Passé le tri musclé des hommes en uniforme, il faut ensuite se diriger vers la porte noire surélevée de l’enceinte aux murs hauts qui lui donne l’air d’une forteresse. Là, des vigiles, de bleu vêtus, se signalent. ‘’Le nom !’’, tonne l’un d’entre eux à l’endroit de chaque convoqué, en lui enjoignant de se mettre debout à côté de la porte en attendant l’avis d’un autre préposé à la sécurité. Une attitude que ne digèrent que peu les réfugiés. ‘’Ce protocole est trop lourd’’, vocifère un Camerounais, candidat malheureux à l’immigration vers l’Europe qui a dû se rabattre sur le HCR pour disposer du certificat de demandeur d’asile qui assure quelques mois tranquilles en Algérie. Un impair qui n’est pas sans conséquence dans la perception du réfugié, souvent assimilé au ‘’haraga’’ (migrant).

Quand, finalement, la hiérarchie du HCR donne le feu vert pour qu’une personne accède à l’enceinte, sa misère est loin d’être terminée. ‘’Quand ils donnent l’ordre pour que nous entrions, les vigiles procèdent à la fouille d’une façon qui laisse à désirer’’, assène une réfugiée ivoirienne. Ils vous font vider les poches, vous retirent le téléphone, fouillent votre portefeuille et scrutent d’autres objets en votre possession avant de vous palper le corps dans tous les sens et de garder vos biens que vous ne reprenez qu’à la sortie’’. Une fois à l’intérieur, après une vingtaine de minutes passées débout devant la porte, ceux qui y sont autorisées sont orientées vers une minuscule salle d’accueil où on se serre comme on peut.

FAIRE LANGUIR, ILS AIMENT ÇA !

Dans la salle d’accueil, la dizaine de convoqués devisent sans se soucier de la présence des vigiles par trop indiscrets. La majorité ici est constituée des Camerounais migrants venus d’Oran ou vivant à Alger qui n’ont pas réussi à émigrer vers l’Europe par des voies illégales. Il y a aussi trois Ivoiriens, trois Touaregs maliens et un journaliste congolais qui s’est retrouvé en Algérie contre son gré.

Entrées de données —
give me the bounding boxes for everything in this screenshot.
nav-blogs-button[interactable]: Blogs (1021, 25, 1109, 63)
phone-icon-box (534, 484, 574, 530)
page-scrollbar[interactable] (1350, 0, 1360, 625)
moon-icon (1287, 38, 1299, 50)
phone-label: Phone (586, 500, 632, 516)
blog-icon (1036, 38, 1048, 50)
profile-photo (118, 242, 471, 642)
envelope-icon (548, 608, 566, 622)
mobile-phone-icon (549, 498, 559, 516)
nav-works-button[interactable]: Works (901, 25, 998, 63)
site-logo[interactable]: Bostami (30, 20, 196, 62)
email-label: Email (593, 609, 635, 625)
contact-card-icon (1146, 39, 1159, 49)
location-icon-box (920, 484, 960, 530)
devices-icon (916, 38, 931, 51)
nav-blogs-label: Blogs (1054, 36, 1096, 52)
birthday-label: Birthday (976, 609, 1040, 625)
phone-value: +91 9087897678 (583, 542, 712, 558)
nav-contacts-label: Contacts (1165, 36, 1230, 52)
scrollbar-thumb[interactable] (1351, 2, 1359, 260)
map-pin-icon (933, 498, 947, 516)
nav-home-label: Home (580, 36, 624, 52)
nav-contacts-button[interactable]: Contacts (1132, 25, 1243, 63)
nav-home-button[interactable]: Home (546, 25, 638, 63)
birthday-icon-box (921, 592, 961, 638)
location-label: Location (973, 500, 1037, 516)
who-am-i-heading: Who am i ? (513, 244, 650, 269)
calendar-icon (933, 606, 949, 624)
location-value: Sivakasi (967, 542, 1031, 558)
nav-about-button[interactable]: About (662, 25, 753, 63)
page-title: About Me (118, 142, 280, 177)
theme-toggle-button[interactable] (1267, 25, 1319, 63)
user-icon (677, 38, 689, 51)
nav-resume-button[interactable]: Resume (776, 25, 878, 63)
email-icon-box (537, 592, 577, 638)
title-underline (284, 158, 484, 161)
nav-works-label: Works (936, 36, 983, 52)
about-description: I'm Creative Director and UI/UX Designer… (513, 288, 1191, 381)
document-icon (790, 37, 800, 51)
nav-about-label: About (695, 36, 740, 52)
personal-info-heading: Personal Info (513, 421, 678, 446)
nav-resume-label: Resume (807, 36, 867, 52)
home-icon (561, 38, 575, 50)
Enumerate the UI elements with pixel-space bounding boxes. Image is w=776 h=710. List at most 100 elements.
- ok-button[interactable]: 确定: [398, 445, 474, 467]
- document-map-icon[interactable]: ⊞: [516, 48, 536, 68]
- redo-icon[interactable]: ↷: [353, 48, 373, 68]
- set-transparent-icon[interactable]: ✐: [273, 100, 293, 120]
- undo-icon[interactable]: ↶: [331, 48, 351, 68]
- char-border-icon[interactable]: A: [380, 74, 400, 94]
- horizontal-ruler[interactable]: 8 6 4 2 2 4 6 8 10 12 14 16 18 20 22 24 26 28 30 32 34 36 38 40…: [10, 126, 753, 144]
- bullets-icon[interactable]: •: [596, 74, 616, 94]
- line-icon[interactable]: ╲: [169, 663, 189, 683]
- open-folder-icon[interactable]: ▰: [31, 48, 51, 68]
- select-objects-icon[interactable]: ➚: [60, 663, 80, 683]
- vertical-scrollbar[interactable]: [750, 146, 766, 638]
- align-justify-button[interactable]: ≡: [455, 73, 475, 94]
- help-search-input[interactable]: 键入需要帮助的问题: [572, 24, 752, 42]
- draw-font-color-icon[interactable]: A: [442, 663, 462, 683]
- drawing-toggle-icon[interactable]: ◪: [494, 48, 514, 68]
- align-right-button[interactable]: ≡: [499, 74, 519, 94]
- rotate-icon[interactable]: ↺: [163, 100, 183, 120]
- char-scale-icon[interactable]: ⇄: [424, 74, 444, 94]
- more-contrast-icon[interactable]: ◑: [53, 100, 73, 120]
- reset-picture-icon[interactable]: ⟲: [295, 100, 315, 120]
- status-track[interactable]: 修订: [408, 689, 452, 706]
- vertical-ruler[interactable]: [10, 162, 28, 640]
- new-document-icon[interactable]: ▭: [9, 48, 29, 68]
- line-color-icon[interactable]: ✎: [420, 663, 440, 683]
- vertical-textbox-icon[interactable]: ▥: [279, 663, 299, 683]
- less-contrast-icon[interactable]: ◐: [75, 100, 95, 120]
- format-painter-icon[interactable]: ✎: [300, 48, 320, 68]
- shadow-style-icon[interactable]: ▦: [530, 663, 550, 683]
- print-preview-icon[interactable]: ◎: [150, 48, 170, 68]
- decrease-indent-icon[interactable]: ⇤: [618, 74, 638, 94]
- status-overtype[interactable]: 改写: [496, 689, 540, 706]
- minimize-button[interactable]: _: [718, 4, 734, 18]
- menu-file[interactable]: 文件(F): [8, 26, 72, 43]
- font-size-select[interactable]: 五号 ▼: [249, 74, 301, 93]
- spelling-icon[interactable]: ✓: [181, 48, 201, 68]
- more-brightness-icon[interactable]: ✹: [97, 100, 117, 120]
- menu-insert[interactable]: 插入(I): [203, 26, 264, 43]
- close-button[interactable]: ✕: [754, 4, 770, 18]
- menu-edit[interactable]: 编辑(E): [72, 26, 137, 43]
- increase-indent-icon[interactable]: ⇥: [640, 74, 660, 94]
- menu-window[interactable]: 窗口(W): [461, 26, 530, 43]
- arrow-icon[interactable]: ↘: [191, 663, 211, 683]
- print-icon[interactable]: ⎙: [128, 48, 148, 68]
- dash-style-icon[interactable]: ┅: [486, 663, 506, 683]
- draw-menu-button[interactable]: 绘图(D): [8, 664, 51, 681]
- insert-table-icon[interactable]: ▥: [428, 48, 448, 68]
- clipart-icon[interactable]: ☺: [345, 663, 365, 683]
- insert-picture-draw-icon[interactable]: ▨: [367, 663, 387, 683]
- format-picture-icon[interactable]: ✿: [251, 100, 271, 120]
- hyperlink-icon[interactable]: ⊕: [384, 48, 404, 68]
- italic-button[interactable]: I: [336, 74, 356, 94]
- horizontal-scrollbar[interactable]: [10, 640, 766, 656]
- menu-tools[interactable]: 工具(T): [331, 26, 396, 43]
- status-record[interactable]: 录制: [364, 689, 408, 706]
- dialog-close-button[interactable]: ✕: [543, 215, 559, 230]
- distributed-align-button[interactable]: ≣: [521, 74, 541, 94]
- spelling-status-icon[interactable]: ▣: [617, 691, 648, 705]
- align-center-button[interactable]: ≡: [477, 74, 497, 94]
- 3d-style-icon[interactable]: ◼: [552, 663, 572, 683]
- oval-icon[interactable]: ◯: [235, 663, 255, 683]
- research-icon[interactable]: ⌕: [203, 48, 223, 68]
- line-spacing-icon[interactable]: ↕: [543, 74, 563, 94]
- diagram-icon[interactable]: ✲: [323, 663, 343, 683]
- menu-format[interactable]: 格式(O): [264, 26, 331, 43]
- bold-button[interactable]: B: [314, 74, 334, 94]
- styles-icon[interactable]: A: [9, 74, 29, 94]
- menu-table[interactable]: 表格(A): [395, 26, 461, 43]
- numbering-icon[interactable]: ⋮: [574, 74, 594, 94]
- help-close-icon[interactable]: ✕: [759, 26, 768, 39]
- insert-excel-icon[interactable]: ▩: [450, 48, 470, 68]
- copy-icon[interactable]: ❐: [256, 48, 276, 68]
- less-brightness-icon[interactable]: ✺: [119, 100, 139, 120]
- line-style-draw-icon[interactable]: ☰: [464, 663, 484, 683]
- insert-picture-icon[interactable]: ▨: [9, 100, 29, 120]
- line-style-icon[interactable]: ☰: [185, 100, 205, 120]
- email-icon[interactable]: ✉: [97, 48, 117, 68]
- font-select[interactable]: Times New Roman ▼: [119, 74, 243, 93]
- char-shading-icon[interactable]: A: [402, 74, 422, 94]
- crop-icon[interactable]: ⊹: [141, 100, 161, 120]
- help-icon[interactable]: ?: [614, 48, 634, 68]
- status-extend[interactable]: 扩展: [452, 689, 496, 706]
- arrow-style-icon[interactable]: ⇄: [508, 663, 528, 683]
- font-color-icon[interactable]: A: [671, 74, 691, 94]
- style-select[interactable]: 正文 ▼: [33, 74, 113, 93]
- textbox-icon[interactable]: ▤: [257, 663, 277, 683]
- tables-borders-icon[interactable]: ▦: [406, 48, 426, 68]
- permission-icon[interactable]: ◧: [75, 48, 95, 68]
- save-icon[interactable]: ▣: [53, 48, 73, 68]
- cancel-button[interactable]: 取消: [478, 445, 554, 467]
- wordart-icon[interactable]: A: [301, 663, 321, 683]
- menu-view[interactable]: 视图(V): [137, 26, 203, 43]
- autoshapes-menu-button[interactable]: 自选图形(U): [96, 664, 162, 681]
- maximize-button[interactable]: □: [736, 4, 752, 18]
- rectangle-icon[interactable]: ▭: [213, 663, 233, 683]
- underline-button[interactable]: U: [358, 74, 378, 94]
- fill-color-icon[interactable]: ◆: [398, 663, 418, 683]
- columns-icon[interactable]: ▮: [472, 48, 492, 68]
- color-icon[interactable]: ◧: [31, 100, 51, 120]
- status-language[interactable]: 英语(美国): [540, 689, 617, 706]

Consignes —
(1) Recopiez l'extrait du passage compris entre « Quand, finalement, la » et « AIMENT ÇA ! », ces deux bornes incluses.
(2) D'après le passage, pourquoi le Camerounais qui trouve le protocole trop lourd a-t-il dû se tourner vers le HCR ? Répondez en une à trois phrases.
(3) Selon le passage, combien d'Ivoiriens se trouvent parmi les convoqués dans la salle d'accueil ?

Réponses attendues —
(1)
Quand, finalement, la hiérarchie du HCR donne le feu vert pour qu’une personne accède à l’enceinte, sa misère est loin d’être terminée. ‘’Quand ils donnent l’ordre pour que nous entrions, les vigiles procèdent à la fouille d’une façon qui laisse à désirer’’, assène une réfugiée ivoirienne. Ils vous font vider les poches, vous retirent le téléphone, fouillent votre portefeuille et scrutent d’autres objets en votre possession avant de vous palper le corps dans tous les sens et de garder vos biens que vous ne reprenez qu’à la sortie’’. Une fois à l’intérieur, après une vingtaine de minutes passées débout devant la porte, ceux qui y sont autorisées sont orientées vers une minuscule salle d’accueil où on se serre comme on peut.

FAIRE LANGUIR, ILS AIMENT ÇA !

(2) Il n'a pas réussi à immigrer vers l'Europe. Il s'est donc rabattu sur le HCR pour obtenir le certificat de demandeur d'asile, qui lui assure quelques mois tranquilles en Algérie.

(3) Trois Ivoiriens.